Copy out all of the data exactly as it appears.
..........
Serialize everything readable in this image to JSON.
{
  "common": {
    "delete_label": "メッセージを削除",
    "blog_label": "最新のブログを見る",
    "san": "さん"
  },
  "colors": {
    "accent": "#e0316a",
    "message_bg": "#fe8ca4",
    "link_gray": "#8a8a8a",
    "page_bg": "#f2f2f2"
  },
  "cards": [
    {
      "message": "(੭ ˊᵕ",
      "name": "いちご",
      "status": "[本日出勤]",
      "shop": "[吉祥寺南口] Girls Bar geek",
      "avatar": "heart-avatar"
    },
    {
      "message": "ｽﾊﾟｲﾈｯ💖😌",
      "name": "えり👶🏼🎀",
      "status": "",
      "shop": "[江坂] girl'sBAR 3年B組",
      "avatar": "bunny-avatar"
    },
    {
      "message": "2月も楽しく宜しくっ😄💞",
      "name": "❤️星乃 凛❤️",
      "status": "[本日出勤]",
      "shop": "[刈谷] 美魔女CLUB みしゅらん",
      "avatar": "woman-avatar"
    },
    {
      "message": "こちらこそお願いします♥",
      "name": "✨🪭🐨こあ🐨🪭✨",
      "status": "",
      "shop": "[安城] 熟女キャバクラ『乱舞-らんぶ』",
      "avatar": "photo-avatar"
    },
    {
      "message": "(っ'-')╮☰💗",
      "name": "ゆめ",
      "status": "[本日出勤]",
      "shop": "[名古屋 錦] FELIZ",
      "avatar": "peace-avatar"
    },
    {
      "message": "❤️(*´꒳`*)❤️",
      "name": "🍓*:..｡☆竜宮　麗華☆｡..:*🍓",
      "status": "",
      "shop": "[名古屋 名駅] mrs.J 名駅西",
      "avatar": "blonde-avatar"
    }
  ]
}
..........
Solution:
Serialize everything readable in this image to JSON.
{
  "common": {
    "delete_label": "メッセージを削除",
    "blog_label": "最新のブログを見る",
    "san": "さん"
  },
  "colors": {
    "accent": "#e0316a",
    "message_bg": "#fe8ca4",
    "link_gray": "#8a8a8a",
    "page_bg": "#f2f2f2"
  },
  "cards": [
    {
      "message": "(੭ ˊᵕ",
      "name": "いちご",
      "status": "[本日出勤]",
      "shop": "[吉祥寺南口] Girls Bar geek",
      "avatar": "heart-avatar"
    },
    {
      "message": "ｽﾊﾟｲﾈｯ💖😌",
      "name": "えり👶🏼🎀",
      "status": "",
      "shop": "[江坂] girl'sBAR 3年B組",
      "avatar": "bunny-avatar"
    },
    {
      "message": "2月も楽しく宜しくっ😄💞",
      "name": "❤️星乃 凛❤️",
      "status": "[本日出勤]",
      "shop": "[刈谷] 美魔女CLUB みしゅらん",
      "avatar": "woman-avatar"
    },
    {
      "message": "こちらこそお願いします♥",
      "name": "✨🪭🐨こあ🐨🪭✨",
      "status": "",
      "shop": "[安城] 熟女キャバクラ『乱舞-らんぶ』",
      "avatar": "photo-avatar"
    },
    {
      "message": "(っ'-')╮☰💗",
      "name": "ゆめ",
      "status": "[本日出勤]",
      "shop": "[名古屋 錦] FELIZ",
      "avatar": "peace-avatar"
    },
    {
      "message": "❤️(*´꒳`*)❤️",
      "name": "🍓*:..｡☆竜宮　麗華☆｡..:*🍓",
      "status": "",
      "shop": "[名古屋 名駅] mrs.J 名駅西",
      "avatar": "blonde-avatar"
    }
  ]
}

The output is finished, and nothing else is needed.